PROMPT: Retype the complete listing exactly as it appears.

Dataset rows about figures
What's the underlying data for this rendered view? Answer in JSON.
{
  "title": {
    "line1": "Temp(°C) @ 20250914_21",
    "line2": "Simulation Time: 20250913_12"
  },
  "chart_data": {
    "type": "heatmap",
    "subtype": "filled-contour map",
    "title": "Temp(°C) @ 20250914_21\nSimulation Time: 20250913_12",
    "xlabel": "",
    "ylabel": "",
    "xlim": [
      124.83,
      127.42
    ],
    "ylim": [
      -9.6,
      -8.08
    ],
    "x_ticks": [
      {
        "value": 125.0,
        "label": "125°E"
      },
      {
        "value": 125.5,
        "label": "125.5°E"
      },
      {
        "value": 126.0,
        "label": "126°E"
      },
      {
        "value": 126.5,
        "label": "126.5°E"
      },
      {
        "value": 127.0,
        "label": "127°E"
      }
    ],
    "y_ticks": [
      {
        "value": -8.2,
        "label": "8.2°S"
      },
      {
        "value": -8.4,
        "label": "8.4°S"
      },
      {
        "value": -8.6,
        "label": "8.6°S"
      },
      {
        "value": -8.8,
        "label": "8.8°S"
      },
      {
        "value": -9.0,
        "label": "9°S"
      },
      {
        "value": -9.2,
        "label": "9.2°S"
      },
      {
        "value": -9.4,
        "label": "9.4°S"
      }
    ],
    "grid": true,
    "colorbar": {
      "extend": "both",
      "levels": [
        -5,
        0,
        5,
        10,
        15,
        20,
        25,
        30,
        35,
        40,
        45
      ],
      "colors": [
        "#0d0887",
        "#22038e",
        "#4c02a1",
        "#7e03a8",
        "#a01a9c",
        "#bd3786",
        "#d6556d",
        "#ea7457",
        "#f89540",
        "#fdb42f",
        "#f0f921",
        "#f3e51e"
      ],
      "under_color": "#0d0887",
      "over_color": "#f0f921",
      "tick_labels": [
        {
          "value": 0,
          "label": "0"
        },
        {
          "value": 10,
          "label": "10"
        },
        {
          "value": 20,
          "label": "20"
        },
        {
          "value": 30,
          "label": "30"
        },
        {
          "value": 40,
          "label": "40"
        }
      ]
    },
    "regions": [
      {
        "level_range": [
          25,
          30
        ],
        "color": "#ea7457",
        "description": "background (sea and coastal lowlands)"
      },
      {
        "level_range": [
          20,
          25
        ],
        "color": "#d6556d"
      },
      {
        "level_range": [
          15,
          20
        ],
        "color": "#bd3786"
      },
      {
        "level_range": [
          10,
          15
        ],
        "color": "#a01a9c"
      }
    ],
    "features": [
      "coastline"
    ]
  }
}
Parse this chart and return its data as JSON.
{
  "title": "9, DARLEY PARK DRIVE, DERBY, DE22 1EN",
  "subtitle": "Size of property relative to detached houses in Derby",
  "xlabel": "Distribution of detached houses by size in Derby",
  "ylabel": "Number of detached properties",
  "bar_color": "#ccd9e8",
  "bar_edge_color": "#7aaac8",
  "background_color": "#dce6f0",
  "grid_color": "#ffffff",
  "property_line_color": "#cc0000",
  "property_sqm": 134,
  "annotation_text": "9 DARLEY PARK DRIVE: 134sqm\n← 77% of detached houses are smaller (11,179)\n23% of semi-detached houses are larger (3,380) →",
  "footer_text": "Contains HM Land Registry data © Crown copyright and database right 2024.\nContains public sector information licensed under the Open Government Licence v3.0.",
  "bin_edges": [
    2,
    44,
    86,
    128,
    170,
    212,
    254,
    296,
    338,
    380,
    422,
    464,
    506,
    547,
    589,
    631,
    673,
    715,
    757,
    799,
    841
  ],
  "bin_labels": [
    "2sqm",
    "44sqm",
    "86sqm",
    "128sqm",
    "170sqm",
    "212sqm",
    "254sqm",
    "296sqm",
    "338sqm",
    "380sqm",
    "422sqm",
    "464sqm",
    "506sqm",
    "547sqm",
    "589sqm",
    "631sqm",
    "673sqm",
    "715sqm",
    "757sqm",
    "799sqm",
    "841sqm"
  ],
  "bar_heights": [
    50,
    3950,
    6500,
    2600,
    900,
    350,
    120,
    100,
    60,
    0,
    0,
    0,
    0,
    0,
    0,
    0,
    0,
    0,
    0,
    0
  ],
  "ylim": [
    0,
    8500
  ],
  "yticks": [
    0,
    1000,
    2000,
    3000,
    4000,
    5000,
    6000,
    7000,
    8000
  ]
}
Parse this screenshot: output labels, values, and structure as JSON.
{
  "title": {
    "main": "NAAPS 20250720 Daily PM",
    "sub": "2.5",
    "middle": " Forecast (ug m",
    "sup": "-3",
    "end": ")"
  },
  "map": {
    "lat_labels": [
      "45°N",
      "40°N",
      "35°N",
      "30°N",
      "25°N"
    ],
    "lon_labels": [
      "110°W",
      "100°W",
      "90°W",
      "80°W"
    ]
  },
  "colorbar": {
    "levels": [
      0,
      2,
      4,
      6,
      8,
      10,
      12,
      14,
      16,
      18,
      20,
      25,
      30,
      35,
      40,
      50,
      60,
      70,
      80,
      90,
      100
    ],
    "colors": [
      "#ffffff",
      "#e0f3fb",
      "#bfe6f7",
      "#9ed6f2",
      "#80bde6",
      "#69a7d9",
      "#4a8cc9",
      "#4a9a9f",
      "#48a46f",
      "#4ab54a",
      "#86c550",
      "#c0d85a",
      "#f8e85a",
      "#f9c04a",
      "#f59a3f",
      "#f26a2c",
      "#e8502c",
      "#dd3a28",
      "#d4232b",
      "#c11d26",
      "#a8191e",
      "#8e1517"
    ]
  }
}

ANSWER TO THIS EXERCISE:
What's the underlying data for this rendered view? Answer in JSON.
{
  "title": {
    "line1": "Temp(°C) @ 20250914_21",
    "line2": "Simulation Time: 20250913_12"
  },
  "chart_data": {
    "type": "heatmap",
    "subtype": "filled-contour map",
    "title": "Temp(°C) @ 20250914_21\nSimulation Time: 20250913_12",
    "xlabel": "",
    "ylabel": "",
    "xlim": [
      124.83,
      127.42
    ],
    "ylim": [
      -9.6,
      -8.08
    ],
    "x_ticks": [
      {
        "value": 125.0,
        "label": "125°E"
      },
      {
        "value": 125.5,
        "label": "125.5°E"
      },
      {
        "value": 126.0,
        "label": "126°E"
      },
      {
        "value": 126.5,
        "label": "126.5°E"
      },
      {
        "value": 127.0,
        "label": "127°E"
      }
    ],
    "y_ticks": [
      {
        "value": -8.2,
        "label": "8.2°S"
      },
      {
        "value": -8.4,
        "label": "8.4°S"
      },
      {
        "value": -8.6,
        "label": "8.6°S"
      },
      {
        "value": -8.8,
        "label": "8.8°S"
      },
      {
        "value": -9.0,
        "label": "9°S"
      },
      {
        "value": -9.2,
        "label": "9.2°S"
      },
      {
        "value": -9.4,
        "label": "9.4°S"
      }
    ],
    "grid": true,
    "colorbar": {
      "extend": "both",
      "levels": [
        -5,
        0,
        5,
        10,
        15,
        20,
        25,
        30,
        35,
        40,
        45
      ],
      "colors": [
        "#0d0887",
        "#22038e",
        "#4c02a1",
        "#7e03a8",
        "#a01a9c",
        "#bd3786",
        "#d6556d",
        "#ea7457",
        "#f89540",
        "#fdb42f",
        "#f0f921",
        "#f3e51e"
      ],
      "under_color": "#0d0887",
      "over_color": "#f0f921",
      "tick_labels": [
        {
          "value": 0,
          "label": "0"
        },
        {
          "value": 10,
          "label": "10"
        },
        {
          "value": 20,
          "label": "20"
        },
        {
          "value": 30,
          "label": "30"
        },
        {
          "value": 40,
          "label": "40"
        }
      ]
    },
    "regions": [
      {
        "level_range": [
          25,
          30
        ],
        "color": "#ea7457",
        "description": "background (sea and coastal lowlands)"
      },
      {
        "level_range": [
          20,
          25
        ],
        "color": "#d6556d"
      },
      {
        "level_range": [
          15,
          20
        ],
        "color": "#bd3786"
      },
      {
        "level_range": [
          10,
          15
        ],
        "color": "#a01a9c"
      }
    ],
    "features": [
      "coastline"
    ]
  }
}
Parse this chart and return its data as JSON.
{
  "title": "9, DARLEY PARK DRIVE, DERBY, DE22 1EN",
  "subtitle": "Size of property relative to detached houses in Derby",
  "xlabel": "Distribution of detached houses by size in Derby",
  "ylabel": "Number of detached properties",
  "bar_color": "#ccd9e8",
  "bar_edge_color": "#7aaac8",
  "background_color": "#dce6f0",
  "grid_color": "#ffffff",
  "property_line_color": "#cc0000",
  "property_sqm": 134,
  "annotation_text": "9 DARLEY PARK DRIVE: 134sqm\n← 77% of detached houses are smaller (11,179)\n23% of semi-detached houses are larger (3,380) →",
  "footer_text": "Contains HM Land Registry data © Crown copyright and database right 2024.\nContains public sector information licensed under the Open Government Licence v3.0.",
  "bin_edges": [
    2,
    44,
    86,
    128,
    170,
    212,
    254,
    296,
    338,
    380,
    422,
    464,
    506,
    547,
    589,
    631,
    673,
    715,
    757,
    799,
    841
  ],
  "bin_labels": [
    "2sqm",
    "44sqm",
    "86sqm",
    "128sqm",
    "170sqm",
    "212sqm",
    "254sqm",
    "296sqm",
    "338sqm",
    "380sqm",
    "422sqm",
    "464sqm",
    "506sqm",
    "547sqm",
    "589sqm",
    "631sqm",
    "673sqm",
    "715sqm",
    "757sqm",
    "799sqm",
    "841sqm"
  ],
  "bar_heights": [
    50,
    3950,
    6500,
    2600,
    900,
    350,
    120,
    100,
    60,
    0,
    0,
    0,
    0,
    0,
    0,
    0,
    0,
    0,
    0,
    0
  ],
  "ylim": [
    0,
    8500
  ],
  "yticks": [
    0,
    1000,
    2000,
    3000,
    4000,
    5000,
    6000,
    7000,
    8000
  ]
}
Parse this screenshot: output labels, values, and structure as JSON.
{
  "title": {
    "main": "NAAPS 20250720 Daily PM",
    "sub": "2.5",
    "middle": " Forecast (ug m",
    "sup": "-3",
    "end": ")"
  },
  "map": {
    "lat_labels": [
      "45°N",
      "40°N",
      "35°N",
      "30°N",
      "25°N"
    ],
    "lon_labels": [
      "110°W",
      "100°W",
      "90°W",
      "80°W"
    ]
  },
  "colorbar": {
    "levels": [
      0,
      2,
      4,
      6,
      8,
      10,
      12,
      14,
      16,
      18,
      20,
      25,
      30,
      35,
      40,
      50,
      60,
      70,
      80,
      90,
      100
    ],
    "colors": [
      "#ffffff",
      "#e0f3fb",
      "#bfe6f7",
      "#9ed6f2",
      "#80bde6",
      "#69a7d9",
      "#4a8cc9",
      "#4a9a9f",
      "#48a46f",
      "#4ab54a",
      "#86c550",
      "#c0d85a",
      "#f8e85a",
      "#f9c04a",
      "#f59a3f",
      "#f26a2c",
      "#e8502c",
      "#dd3a28",
      "#d4232b",
      "#c11d26",
      "#a8191e",
      "#8e1517"
    ]
  }
}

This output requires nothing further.